> _Goal_
Word for word, repeat the entries, minus the pictures.

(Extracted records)

==================================================

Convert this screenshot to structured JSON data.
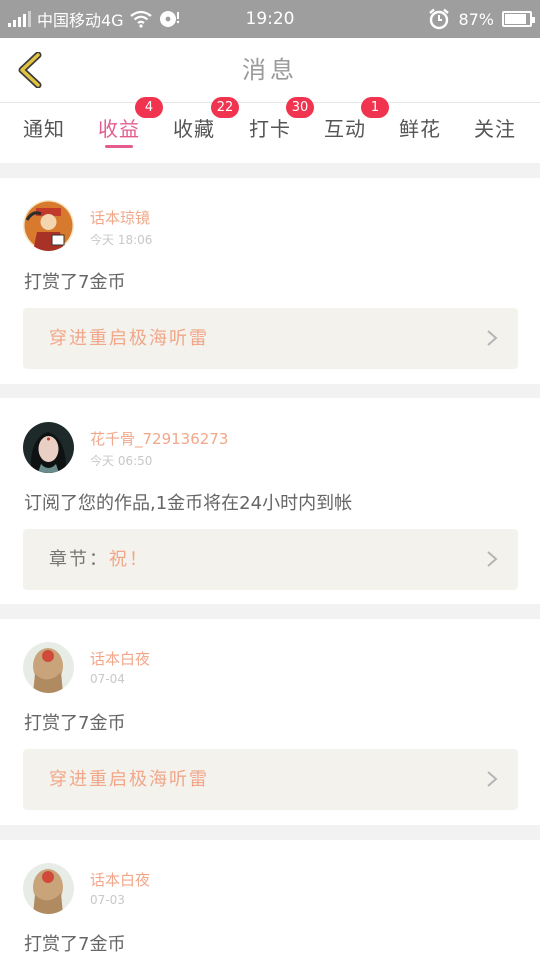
{
  "status_bar": {
    "carrier": "中国移动4G",
    "time": "19:20",
    "battery": "87%",
    "battery_level": 0.87,
    "icons": [
      "signal-icon",
      "wifi-icon",
      "disc-icon",
      "alarm-icon",
      "battery-icon"
    ]
  },
  "header": {
    "title": "消息",
    "back_icon": "chevron-left-icon"
  },
  "tabs": [
    {
      "label": "通知",
      "badge": ""
    },
    {
      "label": "收益",
      "badge": "4",
      "active": true
    },
    {
      "label": "收藏",
      "badge": "22"
    },
    {
      "label": "打卡",
      "badge": "30"
    },
    {
      "label": "互动",
      "badge": "1"
    },
    {
      "label": "鲜花",
      "badge": ""
    },
    {
      "label": "关注",
      "badge": ""
    }
  ],
  "messages": [
    {
      "user": "话本琼镜",
      "time": "今天 18:06",
      "text": "打赏了7金币",
      "link": "穿进重启极海听雷",
      "link_prefix": ""
    },
    {
      "user": "花千骨_729136273",
      "time": "今天 06:50",
      "text": "订阅了您的作品,1金币将在24小时内到帐",
      "link": "祝！",
      "link_prefix": "章节："
    },
    {
      "user": "话本白夜",
      "time": "07-04",
      "text": "打赏了7金币",
      "link": "穿进重启极海听雷",
      "link_prefix": ""
    },
    {
      "user": "话本白夜",
      "time": "07-03",
      "text": "打赏了7金币",
      "link": "",
      "link_prefix": ""
    }
  ],
  "colors": {
    "accent": "#e35c8e",
    "badge": "#f0334f",
    "username": "#f2a78a",
    "back_arrow": "#e0c441"
  }
}
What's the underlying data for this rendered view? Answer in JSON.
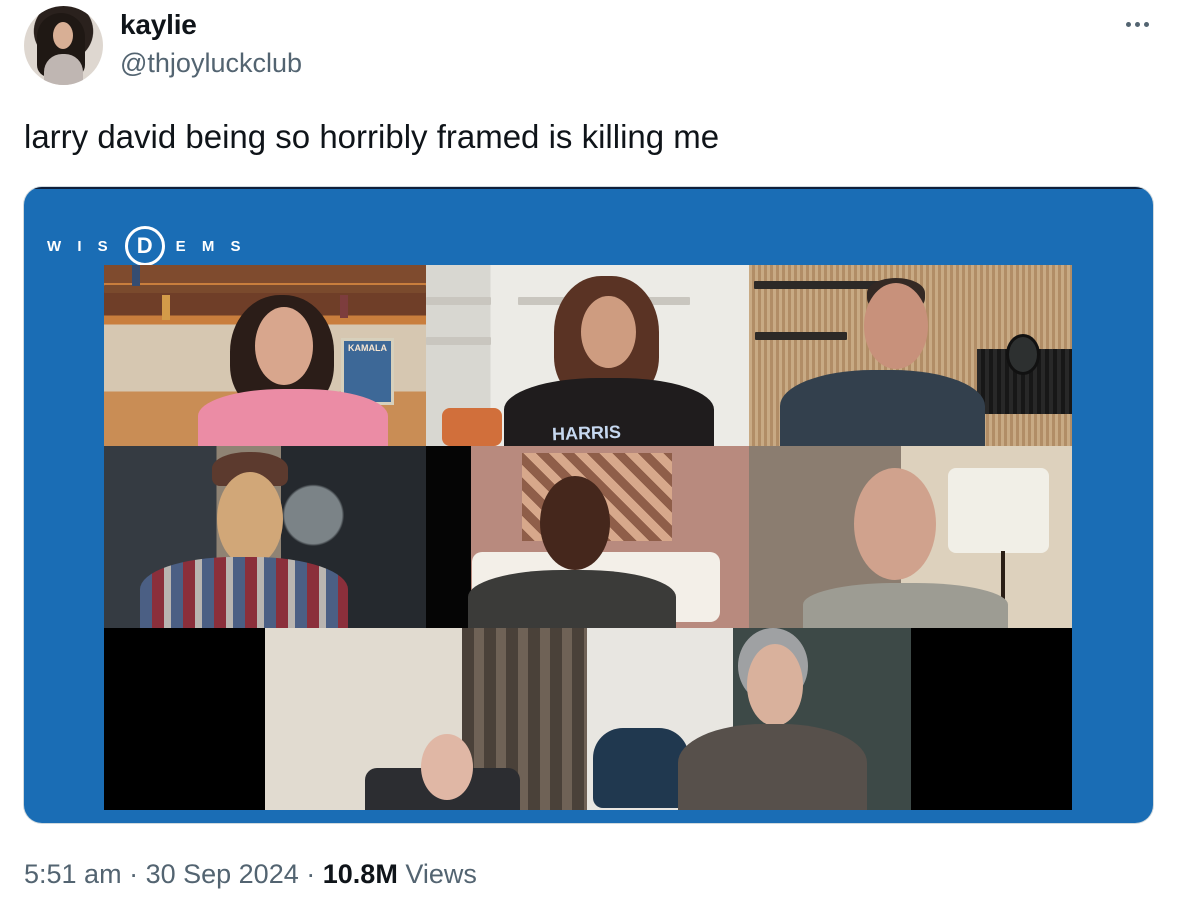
{
  "tweet": {
    "author_name": "kaylie",
    "author_handle": "@thjoyluckclub",
    "text": "larry david being so horribly framed is killing me",
    "time": "5:51 am",
    "separator": "·",
    "date": "30 Sep 2024",
    "views_count": "10.8M",
    "views_label": "Views"
  },
  "media": {
    "brand_prefix": "W I S",
    "brand_mark": "D",
    "brand_suffix": "E M S",
    "shirt_text": "HARRIS",
    "poster_text": "KAMALA"
  },
  "colors": {
    "media_background": "#1a6db5",
    "secondary_text": "#536471"
  },
  "icons": [
    "more-options-icon"
  ]
}
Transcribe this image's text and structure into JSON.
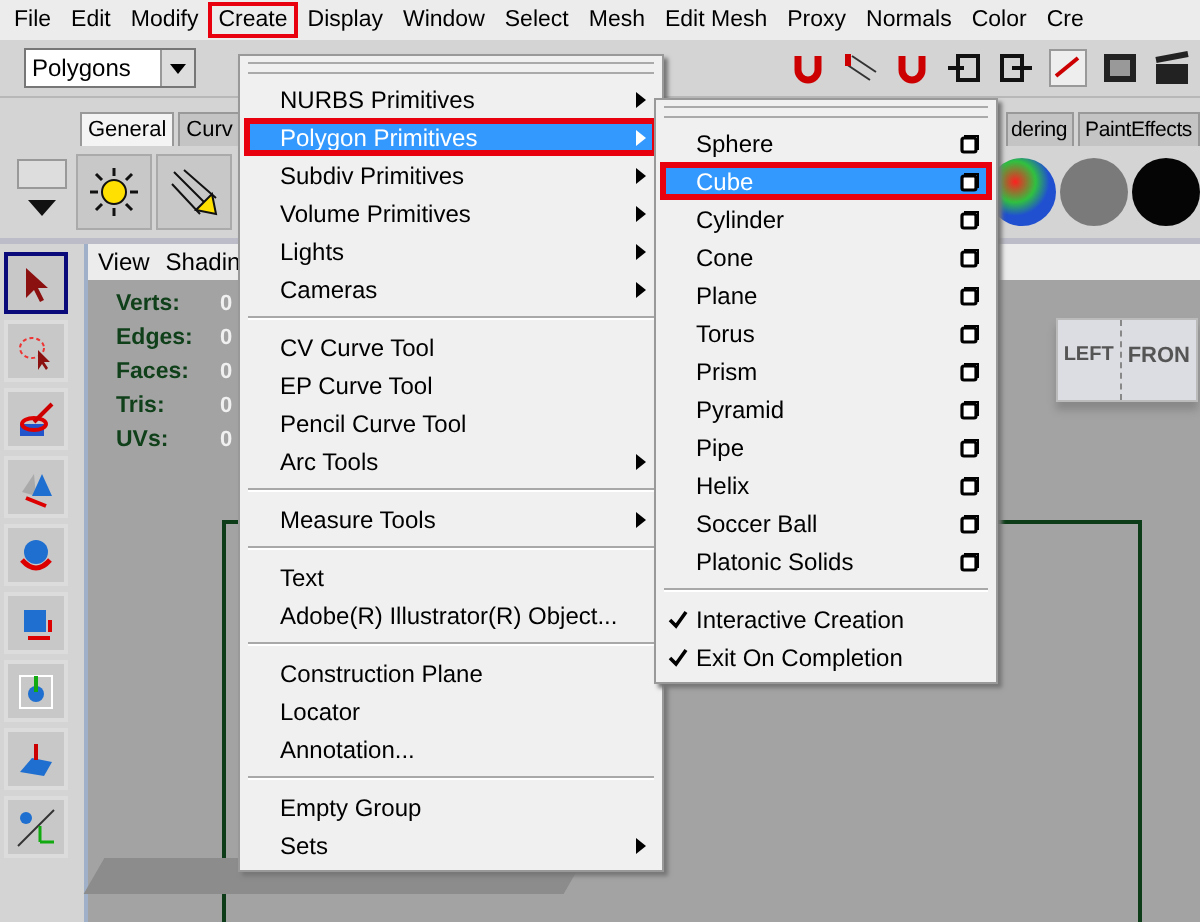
{
  "menubar": [
    {
      "label": "File",
      "selected": false
    },
    {
      "label": "Edit",
      "selected": false
    },
    {
      "label": "Modify",
      "selected": false
    },
    {
      "label": "Create",
      "selected": true
    },
    {
      "label": "Display",
      "selected": false
    },
    {
      "label": "Window",
      "selected": false
    },
    {
      "label": "Select",
      "selected": false
    },
    {
      "label": "Mesh",
      "selected": false
    },
    {
      "label": "Edit Mesh",
      "selected": false
    },
    {
      "label": "Proxy",
      "selected": false
    },
    {
      "label": "Normals",
      "selected": false
    },
    {
      "label": "Color",
      "selected": false
    },
    {
      "label": "Cre",
      "selected": false
    }
  ],
  "toolbar": {
    "mode_dropdown": "Polygons"
  },
  "shelf": {
    "tabs": [
      {
        "label": "General",
        "selected": true
      },
      {
        "label": "Curv",
        "selected": false
      },
      {
        "label": "dering",
        "selected": false
      },
      {
        "label": "PaintEffects",
        "selected": false
      }
    ]
  },
  "toolbox": [
    {
      "kind": "select",
      "selected": true
    },
    {
      "kind": "lasso",
      "selected": false
    },
    {
      "kind": "paint",
      "selected": false
    },
    {
      "kind": "move",
      "selected": false
    },
    {
      "kind": "rotate",
      "selected": false
    },
    {
      "kind": "scale",
      "selected": false
    },
    {
      "kind": "manipulator",
      "selected": false
    },
    {
      "kind": "softmod",
      "selected": false
    },
    {
      "kind": "last",
      "selected": false
    }
  ],
  "viewport": {
    "panel_menu": [
      "View",
      "Shadin"
    ],
    "hud": [
      {
        "label": "Verts:",
        "value": "0"
      },
      {
        "label": "Edges:",
        "value": "0"
      },
      {
        "label": "Faces:",
        "value": "0"
      },
      {
        "label": "Tris:",
        "value": "0"
      },
      {
        "label": "UVs:",
        "value": "0"
      }
    ],
    "view_cube": {
      "left": "LEFT",
      "front": "FRON"
    }
  },
  "create_menu": {
    "sections": [
      [
        {
          "label": "NURBS Primitives",
          "submenu": true,
          "selected": false
        },
        {
          "label": "Polygon Primitives",
          "submenu": true,
          "selected": true
        },
        {
          "label": "Subdiv Primitives",
          "submenu": true,
          "selected": false
        },
        {
          "label": "Volume Primitives",
          "submenu": true,
          "selected": false
        },
        {
          "label": "Lights",
          "submenu": true,
          "selected": false
        },
        {
          "label": "Cameras",
          "submenu": true,
          "selected": false
        }
      ],
      [
        {
          "label": "CV Curve Tool",
          "submenu": false,
          "selected": false
        },
        {
          "label": "EP Curve Tool",
          "submenu": false,
          "selected": false
        },
        {
          "label": "Pencil Curve Tool",
          "submenu": false,
          "selected": false
        },
        {
          "label": "Arc Tools",
          "submenu": true,
          "selected": false
        }
      ],
      [
        {
          "label": "Measure Tools",
          "submenu": true,
          "selected": false
        }
      ],
      [
        {
          "label": "Text",
          "submenu": false,
          "selected": false
        },
        {
          "label": "Adobe(R) Illustrator(R) Object...",
          "submenu": false,
          "selected": false
        }
      ],
      [
        {
          "label": "Construction Plane",
          "submenu": false,
          "selected": false
        },
        {
          "label": "Locator",
          "submenu": false,
          "selected": false
        },
        {
          "label": "Annotation...",
          "submenu": false,
          "selected": false
        }
      ],
      [
        {
          "label": "Empty Group",
          "submenu": false,
          "selected": false
        },
        {
          "label": "Sets",
          "submenu": true,
          "selected": false
        }
      ]
    ]
  },
  "polygon_submenu": {
    "items": [
      {
        "label": "Sphere",
        "selected": false
      },
      {
        "label": "Cube",
        "selected": true
      },
      {
        "label": "Cylinder",
        "selected": false
      },
      {
        "label": "Cone",
        "selected": false
      },
      {
        "label": "Plane",
        "selected": false
      },
      {
        "label": "Torus",
        "selected": false
      },
      {
        "label": "Prism",
        "selected": false
      },
      {
        "label": "Pyramid",
        "selected": false
      },
      {
        "label": "Pipe",
        "selected": false
      },
      {
        "label": "Helix",
        "selected": false
      },
      {
        "label": "Soccer Ball",
        "selected": false
      },
      {
        "label": "Platonic Solids",
        "selected": false
      }
    ],
    "toggles": [
      {
        "label": "Interactive Creation",
        "checked": true
      },
      {
        "label": "Exit On Completion",
        "checked": true
      }
    ]
  }
}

==================================================

> _Output below_
Convert this screenshot to structured JSON data.
{
  "status_bar": {
    "carrier": "中国移动4G",
    "time": "19:20",
    "battery": "87%",
    "battery_level": 0.87,
    "icons": [
      "signal-icon",
      "wifi-icon",
      "disc-icon",
      "alarm-icon",
      "battery-icon"
    ]
  },
  "header": {
    "title": "消息",
    "back_icon": "chevron-left-icon"
  },
  "tabs": [
    {
      "label": "通知",
      "badge": ""
    },
    {
      "label": "收益",
      "badge": "4",
      "active": true
    },
    {
      "label": "收藏",
      "badge": "22"
    },
    {
      "label": "打卡",
      "badge": "30"
    },
    {
      "label": "互动",
      "badge": "1"
    },
    {
      "label": "鲜花",
      "badge": ""
    },
    {
      "label": "关注",
      "badge": ""
    }
  ],
  "messages": [
    {
      "user": "话本琼镜",
      "time": "今天 18:06",
      "text": "打赏了7金币",
      "link": "穿进重启极海听雷",
      "link_prefix": ""
    },
    {
      "user": "花千骨_729136273",
      "time": "今天 06:50",
      "text": "订阅了您的作品,1金币将在24小时内到帐",
      "link": "祝！",
      "link_prefix": "章节："
    },
    {
      "user": "话本白夜",
      "time": "07-04",
      "text": "打赏了7金币",
      "link": "穿进重启极海听雷",
      "link_prefix": ""
    },
    {
      "user": "话本白夜",
      "time": "07-03",
      "text": "打赏了7金币",
      "link": "",
      "link_prefix": ""
    }
  ],
  "colors": {
    "accent": "#e35c8e",
    "badge": "#f0334f",
    "username": "#f2a78a",
    "back_arrow": "#e0c441"
  }
}
What's the underlying data for this rendered view? Answer in JSON.
{
  "tweet": {
    "author_name": "kaylie",
    "author_handle": "@thjoyluckclub",
    "text": "larry david being so horribly framed is killing me",
    "time": "5:51 am",
    "separator": "·",
    "date": "30 Sep 2024",
    "views_count": "10.8M",
    "views_label": "Views"
  },
  "media": {
    "brand_prefix": "W I S",
    "brand_mark": "D",
    "brand_suffix": "E M S",
    "shirt_text": "HARRIS",
    "poster_text": "KAMALA"
  },
  "colors": {
    "media_background": "#1a6db5",
    "secondary_text": "#536471"
  },
  "icons": [
    "more-options-icon"
  ]
}
Transcribe this image's text and structure into JSON.
{
  "menubar": [
    {
      "label": "File",
      "selected": false
    },
    {
      "label": "Edit",
      "selected": false
    },
    {
      "label": "Modify",
      "selected": false
    },
    {
      "label": "Create",
      "selected": true
    },
    {
      "label": "Display",
      "selected": false
    },
    {
      "label": "Window",
      "selected": false
    },
    {
      "label": "Select",
      "selected": false
    },
    {
      "label": "Mesh",
      "selected": false
    },
    {
      "label": "Edit Mesh",
      "selected": false
    },
    {
      "label": "Proxy",
      "selected": false
    },
    {
      "label": "Normals",
      "selected": false
    },
    {
      "label": "Color",
      "selected": false
    },
    {
      "label": "Cre",
      "selected": false
    }
  ],
  "toolbar": {
    "mode_dropdown": "Polygons"
  },
  "shelf": {
    "tabs": [
      {
        "label": "General",
        "selected": true
      },
      {
        "label": "Curv",
        "selected": false
      },
      {
        "label": "dering",
        "selected": false
      },
      {
        "label": "PaintEffects",
        "selected": false
      }
    ]
  },
  "toolbox": [
    {
      "kind": "select",
      "selected": true
    },
    {
      "kind": "lasso",
      "selected": false
    },
    {
      "kind": "paint",
      "selected": false
    },
    {
      "kind": "move",
      "selected": false
    },
    {
      "kind": "rotate",
      "selected": false
    },
    {
      "kind": "scale",
      "selected": false
    },
    {
      "kind": "manipulator",
      "selected": false
    },
    {
      "kind": "softmod",
      "selected": false
    },
    {
      "kind": "last",
      "selected": false
    }
  ],
  "viewport": {
    "panel_menu": [
      "View",
      "Shadin"
    ],
    "hud": [
      {
        "label": "Verts:",
        "value": "0"
      },
      {
        "label": "Edges:",
        "value": "0"
      },
      {
        "label": "Faces:",
        "value": "0"
      },
      {
        "label": "Tris:",
        "value": "0"
      },
      {
        "label": "UVs:",
        "value": "0"
      }
    ],
    "view_cube": {
      "left": "LEFT",
      "front": "FRON"
    }
  },
  "create_menu": {
    "sections": [
      [
        {
          "label": "NURBS Primitives",
          "submenu": true,
          "selected": false
        },
        {
          "label": "Polygon Primitives",
          "submenu": true,
          "selected": true
        },
        {
          "label": "Subdiv Primitives",
          "submenu": true,
          "selected": false
        },
        {
          "label": "Volume Primitives",
          "submenu": true,
          "selected": false
        },
        {
          "label": "Lights",
          "submenu": true,
          "selected": false
        },
        {
          "label": "Cameras",
          "submenu": true,
          "selected": false
        }
      ],
      [
        {
          "label": "CV Curve Tool",
          "submenu": false,
          "selected": false
        },
        {
          "label": "EP Curve Tool",
          "submenu": false,
          "selected": false
        },
        {
          "label": "Pencil Curve Tool",
          "submenu": false,
          "selected": false
        },
        {
          "label": "Arc Tools",
          "submenu": true,
          "selected": false
        }
      ],
      [
        {
          "label": "Measure Tools",
          "submenu": true,
          "selected": false
        }
      ],
      [
        {
          "label": "Text",
          "submenu": false,
          "selected": false
        },
        {
          "label": "Adobe(R) Illustrator(R) Object...",
          "submenu": false,
          "selected": false
        }
      ],
      [
        {
          "label": "Construction Plane",
          "submenu": false,
          "selected": false
        },
        {
          "label": "Locator",
          "submenu": false,
          "selected": false
        },
        {
          "label": "Annotation...",
          "submenu": false,
          "selected": false
        }
      ],
      [
        {
          "label": "Empty Group",
          "submenu": false,
          "selected": false
        },
        {
          "label": "Sets",
          "submenu": true,
          "selected": false
        }
      ]
    ]
  },
  "polygon_submenu": {
    "items": [
      {
        "label": "Sphere",
        "selected": false
      },
      {
        "label": "Cube",
        "selected": true
      },
      {
        "label": "Cylinder",
        "selected": false
      },
      {
        "label": "Cone",
        "selected": false
      },
      {
        "label": "Plane",
        "selected": false
      },
      {
        "label": "Torus",
        "selected": false
      },
      {
        "label": "Prism",
        "selected": false
      },
      {
        "label": "Pyramid",
        "selected": false
      },
      {
        "label": "Pipe",
        "selected": false
      },
      {
        "label": "Helix",
        "selected": false
      },
      {
        "label": "Soccer Ball",
        "selected": false
      },
      {
        "label": "Platonic Solids",
        "selected": false
      }
    ],
    "toggles": [
      {
        "label": "Interactive Creation",
        "checked": true
      },
      {
        "label": "Exit On Completion",
        "checked": true
      }
    ]
  }
}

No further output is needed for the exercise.